=== TASK BRIEF ===
Among the lines listed below, count those that include the string "Lord", and state only the count.

=====

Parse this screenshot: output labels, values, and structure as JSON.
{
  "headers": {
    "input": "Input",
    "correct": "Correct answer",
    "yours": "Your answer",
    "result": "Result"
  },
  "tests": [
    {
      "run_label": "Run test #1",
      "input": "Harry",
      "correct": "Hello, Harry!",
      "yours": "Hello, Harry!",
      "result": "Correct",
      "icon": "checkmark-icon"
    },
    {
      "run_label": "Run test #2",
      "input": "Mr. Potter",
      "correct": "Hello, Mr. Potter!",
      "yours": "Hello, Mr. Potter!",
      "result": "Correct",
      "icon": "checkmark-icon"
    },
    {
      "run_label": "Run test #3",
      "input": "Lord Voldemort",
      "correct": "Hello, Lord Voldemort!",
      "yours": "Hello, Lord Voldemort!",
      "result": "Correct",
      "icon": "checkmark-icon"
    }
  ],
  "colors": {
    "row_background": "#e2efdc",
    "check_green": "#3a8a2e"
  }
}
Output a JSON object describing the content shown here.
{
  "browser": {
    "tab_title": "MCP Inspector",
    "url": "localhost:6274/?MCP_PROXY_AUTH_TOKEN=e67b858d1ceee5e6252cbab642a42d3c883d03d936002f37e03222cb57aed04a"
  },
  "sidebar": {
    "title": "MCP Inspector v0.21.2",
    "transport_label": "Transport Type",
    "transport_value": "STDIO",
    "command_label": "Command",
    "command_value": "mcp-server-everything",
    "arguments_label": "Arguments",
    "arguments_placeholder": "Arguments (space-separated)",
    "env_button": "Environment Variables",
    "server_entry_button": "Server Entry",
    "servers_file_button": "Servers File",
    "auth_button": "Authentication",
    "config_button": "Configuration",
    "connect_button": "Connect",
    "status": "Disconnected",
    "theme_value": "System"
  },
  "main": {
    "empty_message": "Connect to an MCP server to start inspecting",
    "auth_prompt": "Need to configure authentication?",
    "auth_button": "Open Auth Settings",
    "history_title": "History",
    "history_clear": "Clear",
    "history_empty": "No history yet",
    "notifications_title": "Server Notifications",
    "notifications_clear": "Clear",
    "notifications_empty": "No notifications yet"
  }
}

=====

=== EXERCISE SOLUTION ===
3